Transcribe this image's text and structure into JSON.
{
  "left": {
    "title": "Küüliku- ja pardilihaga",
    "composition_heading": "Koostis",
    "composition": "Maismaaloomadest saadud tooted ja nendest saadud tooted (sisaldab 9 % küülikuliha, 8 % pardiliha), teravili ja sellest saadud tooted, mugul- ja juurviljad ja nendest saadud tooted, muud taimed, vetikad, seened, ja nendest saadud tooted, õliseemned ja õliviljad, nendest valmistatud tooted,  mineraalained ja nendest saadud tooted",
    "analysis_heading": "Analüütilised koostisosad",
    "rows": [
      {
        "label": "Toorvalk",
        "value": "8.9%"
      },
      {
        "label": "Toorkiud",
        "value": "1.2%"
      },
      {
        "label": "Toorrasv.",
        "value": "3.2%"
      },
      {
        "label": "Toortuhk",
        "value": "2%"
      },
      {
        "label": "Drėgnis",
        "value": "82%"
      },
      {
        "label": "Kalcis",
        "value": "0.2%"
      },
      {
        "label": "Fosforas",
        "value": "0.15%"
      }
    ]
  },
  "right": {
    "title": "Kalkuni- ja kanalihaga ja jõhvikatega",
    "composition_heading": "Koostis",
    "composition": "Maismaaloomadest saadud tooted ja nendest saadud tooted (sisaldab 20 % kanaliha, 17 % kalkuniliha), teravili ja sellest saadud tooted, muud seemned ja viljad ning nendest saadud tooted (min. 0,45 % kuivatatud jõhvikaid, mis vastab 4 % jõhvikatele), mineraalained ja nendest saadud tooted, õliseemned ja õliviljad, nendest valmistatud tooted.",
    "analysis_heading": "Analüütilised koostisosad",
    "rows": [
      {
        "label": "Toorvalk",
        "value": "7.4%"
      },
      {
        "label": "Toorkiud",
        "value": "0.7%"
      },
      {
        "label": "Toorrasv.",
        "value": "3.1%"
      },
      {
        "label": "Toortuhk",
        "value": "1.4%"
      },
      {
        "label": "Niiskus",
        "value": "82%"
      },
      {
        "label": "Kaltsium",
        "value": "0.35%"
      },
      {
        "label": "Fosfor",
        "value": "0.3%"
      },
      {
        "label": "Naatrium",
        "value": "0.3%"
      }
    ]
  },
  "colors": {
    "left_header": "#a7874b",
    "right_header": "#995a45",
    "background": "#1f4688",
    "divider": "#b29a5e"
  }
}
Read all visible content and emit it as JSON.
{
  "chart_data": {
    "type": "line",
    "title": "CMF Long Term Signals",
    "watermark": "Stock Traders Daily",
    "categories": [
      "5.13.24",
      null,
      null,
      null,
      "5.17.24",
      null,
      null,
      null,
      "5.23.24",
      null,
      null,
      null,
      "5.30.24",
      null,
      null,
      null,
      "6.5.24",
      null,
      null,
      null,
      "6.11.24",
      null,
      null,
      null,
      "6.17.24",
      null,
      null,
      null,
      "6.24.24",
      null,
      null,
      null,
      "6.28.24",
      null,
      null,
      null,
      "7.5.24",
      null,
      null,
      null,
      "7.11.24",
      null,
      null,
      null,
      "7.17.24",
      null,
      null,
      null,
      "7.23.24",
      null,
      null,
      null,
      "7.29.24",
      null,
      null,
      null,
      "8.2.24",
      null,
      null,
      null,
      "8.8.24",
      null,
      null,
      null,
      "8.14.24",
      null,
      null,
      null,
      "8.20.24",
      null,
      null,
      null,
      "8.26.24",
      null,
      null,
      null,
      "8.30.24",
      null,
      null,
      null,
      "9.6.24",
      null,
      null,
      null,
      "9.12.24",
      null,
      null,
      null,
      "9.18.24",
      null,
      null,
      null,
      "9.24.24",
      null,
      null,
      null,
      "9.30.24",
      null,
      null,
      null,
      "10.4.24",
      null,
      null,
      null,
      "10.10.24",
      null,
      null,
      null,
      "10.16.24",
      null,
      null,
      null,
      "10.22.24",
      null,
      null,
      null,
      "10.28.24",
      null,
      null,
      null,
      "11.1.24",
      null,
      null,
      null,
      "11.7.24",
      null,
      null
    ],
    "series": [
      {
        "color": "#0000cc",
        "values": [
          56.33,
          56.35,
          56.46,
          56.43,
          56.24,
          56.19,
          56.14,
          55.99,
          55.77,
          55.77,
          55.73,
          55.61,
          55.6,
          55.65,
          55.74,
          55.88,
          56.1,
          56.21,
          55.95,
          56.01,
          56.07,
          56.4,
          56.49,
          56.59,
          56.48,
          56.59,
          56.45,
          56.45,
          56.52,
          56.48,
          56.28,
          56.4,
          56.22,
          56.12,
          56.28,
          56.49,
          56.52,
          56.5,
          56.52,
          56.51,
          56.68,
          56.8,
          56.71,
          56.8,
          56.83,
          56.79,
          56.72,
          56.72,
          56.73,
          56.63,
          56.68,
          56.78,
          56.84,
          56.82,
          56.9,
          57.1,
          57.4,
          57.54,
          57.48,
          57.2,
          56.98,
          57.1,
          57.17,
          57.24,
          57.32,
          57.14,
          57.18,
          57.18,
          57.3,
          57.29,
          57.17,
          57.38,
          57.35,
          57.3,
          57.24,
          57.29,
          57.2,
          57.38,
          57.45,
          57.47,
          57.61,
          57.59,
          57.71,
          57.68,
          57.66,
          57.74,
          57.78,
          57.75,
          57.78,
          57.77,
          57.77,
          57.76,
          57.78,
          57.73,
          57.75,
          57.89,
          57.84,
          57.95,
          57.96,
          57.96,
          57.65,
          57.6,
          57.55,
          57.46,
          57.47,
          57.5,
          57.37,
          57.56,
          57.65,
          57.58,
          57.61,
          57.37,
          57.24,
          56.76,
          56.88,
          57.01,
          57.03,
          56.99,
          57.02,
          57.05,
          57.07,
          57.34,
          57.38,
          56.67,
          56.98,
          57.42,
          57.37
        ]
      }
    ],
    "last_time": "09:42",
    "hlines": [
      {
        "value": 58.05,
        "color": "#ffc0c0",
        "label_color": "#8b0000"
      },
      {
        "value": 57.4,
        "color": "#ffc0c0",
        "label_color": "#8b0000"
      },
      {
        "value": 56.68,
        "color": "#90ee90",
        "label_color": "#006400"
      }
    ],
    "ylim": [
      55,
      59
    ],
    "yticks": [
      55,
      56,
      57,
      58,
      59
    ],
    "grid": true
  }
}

> _Problem statement_: Please set down the whole listing above without altering a single line.

> _Solution_:
Transcribe this image's text and structure into JSON.
{
  "left": {
    "title": "Küüliku- ja pardilihaga",
    "composition_heading": "Koostis",
    "composition": "Maismaaloomadest saadud tooted ja nendest saadud tooted (sisaldab 9 % küülikuliha, 8 % pardiliha), teravili ja sellest saadud tooted, mugul- ja juurviljad ja nendest saadud tooted, muud taimed, vetikad, seened, ja nendest saadud tooted, õliseemned ja õliviljad, nendest valmistatud tooted,  mineraalained ja nendest saadud tooted",
    "analysis_heading": "Analüütilised koostisosad",
    "rows": [
      {
        "label": "Toorvalk",
        "value": "8.9%"
      },
      {
        "label": "Toorkiud",
        "value": "1.2%"
      },
      {
        "label": "Toorrasv.",
        "value": "3.2%"
      },
      {
        "label": "Toortuhk",
        "value": "2%"
      },
      {
        "label": "Drėgnis",
        "value": "82%"
      },
      {
        "label": "Kalcis",
        "value": "0.2%"
      },
      {
        "label": "Fosforas",
        "value": "0.15%"
      }
    ]
  },
  "right": {
    "title": "Kalkuni- ja kanalihaga ja jõhvikatega",
    "composition_heading": "Koostis",
    "composition": "Maismaaloomadest saadud tooted ja nendest saadud tooted (sisaldab 20 % kanaliha, 17 % kalkuniliha), teravili ja sellest saadud tooted, muud seemned ja viljad ning nendest saadud tooted (min. 0,45 % kuivatatud jõhvikaid, mis vastab 4 % jõhvikatele), mineraalained ja nendest saadud tooted, õliseemned ja õliviljad, nendest valmistatud tooted.",
    "analysis_heading": "Analüütilised koostisosad",
    "rows": [
      {
        "label": "Toorvalk",
        "value": "7.4%"
      },
      {
        "label": "Toorkiud",
        "value": "0.7%"
      },
      {
        "label": "Toorrasv.",
        "value": "3.1%"
      },
      {
        "label": "Toortuhk",
        "value": "1.4%"
      },
      {
        "label": "Niiskus",
        "value": "82%"
      },
      {
        "label": "Kaltsium",
        "value": "0.35%"
      },
      {
        "label": "Fosfor",
        "value": "0.3%"
      },
      {
        "label": "Naatrium",
        "value": "0.3%"
      }
    ]
  },
  "colors": {
    "left_header": "#a7874b",
    "right_header": "#995a45",
    "background": "#1f4688",
    "divider": "#b29a5e"
  }
}
Read all visible content and emit it as JSON.
{
  "chart_data": {
    "type": "line",
    "title": "CMF Long Term Signals",
    "watermark": "Stock Traders Daily",
    "categories": [
      "5.13.24",
      null,
      null,
      null,
      "5.17.24",
      null,
      null,
      null,
      "5.23.24",
      null,
      null,
      null,
      "5.30.24",
      null,
      null,
      null,
      "6.5.24",
      null,
      null,
      null,
      "6.11.24",
      null,
      null,
      null,
      "6.17.24",
      null,
      null,
      null,
      "6.24.24",
      null,
      null,
      null,
      "6.28.24",
      null,
      null,
      null,
      "7.5.24",
      null,
      null,
      null,
      "7.11.24",
      null,
      null,
      null,
      "7.17.24",
      null,
      null,
      null,
      "7.23.24",
      null,
      null,
      null,
      "7.29.24",
      null,
      null,
      null,
      "8.2.24",
      null,
      null,
      null,
      "8.8.24",
      null,
      null,
      null,
      "8.14.24",
      null,
      null,
      null,
      "8.20.24",
      null,
      null,
      null,
      "8.26.24",
      null,
      null,
      null,
      "8.30.24",
      null,
      null,
      null,
      "9.6.24",
      null,
      null,
      null,
      "9.12.24",
      null,
      null,
      null,
      "9.18.24",
      null,
      null,
      null,
      "9.24.24",
      null,
      null,
      null,
      "9.30.24",
      null,
      null,
      null,
      "10.4.24",
      null,
      null,
      null,
      "10.10.24",
      null,
      null,
      null,
      "10.16.24",
      null,
      null,
      null,
      "10.22.24",
      null,
      null,
      null,
      "10.28.24",
      null,
      null,
      null,
      "11.1.24",
      null,
      null,
      null,
      "11.7.24",
      null,
      null
    ],
    "series": [
      {
        "color": "#0000cc",
        "values": [
          56.33,
          56.35,
          56.46,
          56.43,
          56.24,
          56.19,
          56.14,
          55.99,
          55.77,
          55.77,
          55.73,
          55.61,
          55.6,
          55.65,
          55.74,
          55.88,
          56.1,
          56.21,
          55.95,
          56.01,
          56.07,
          56.4,
          56.49,
          56.59,
          56.48,
          56.59,
          56.45,
          56.45,
          56.52,
          56.48,
          56.28,
          56.4,
          56.22,
          56.12,
          56.28,
          56.49,
          56.52,
          56.5,
          56.52,
          56.51,
          56.68,
          56.8,
          56.71,
          56.8,
          56.83,
          56.79,
          56.72,
          56.72,
          56.73,
          56.63,
          56.68,
          56.78,
          56.84,
          56.82,
          56.9,
          57.1,
          57.4,
          57.54,
          57.48,
          57.2,
          56.98,
          57.1,
          57.17,
          57.24,
          57.32,
          57.14,
          57.18,
          57.18,
          57.3,
          57.29,
          57.17,
          57.38,
          57.35,
          57.3,
          57.24,
          57.29,
          57.2,
          57.38,
          57.45,
          57.47,
          57.61,
          57.59,
          57.71,
          57.68,
          57.66,
          57.74,
          57.78,
          57.75,
          57.78,
          57.77,
          57.77,
          57.76,
          57.78,
          57.73,
          57.75,
          57.89,
          57.84,
          57.95,
          57.96,
          57.96,
          57.65,
          57.6,
          57.55,
          57.46,
          57.47,
          57.5,
          57.37,
          57.56,
          57.65,
          57.58,
          57.61,
          57.37,
          57.24,
          56.76,
          56.88,
          57.01,
          57.03,
          56.99,
          57.02,
          57.05,
          57.07,
          57.34,
          57.38,
          56.67,
          56.98,
          57.42,
          57.37
        ]
      }
    ],
    "last_time": "09:42",
    "hlines": [
      {
        "value": 58.05,
        "color": "#ffc0c0",
        "label_color": "#8b0000"
      },
      {
        "value": 57.4,
        "color": "#ffc0c0",
        "label_color": "#8b0000"
      },
      {
        "value": 56.68,
        "color": "#90ee90",
        "label_color": "#006400"
      }
    ],
    "ylim": [
      55,
      59
    ],
    "yticks": [
      55,
      56,
      57,
      58,
      59
    ],
    "grid": true
  }
}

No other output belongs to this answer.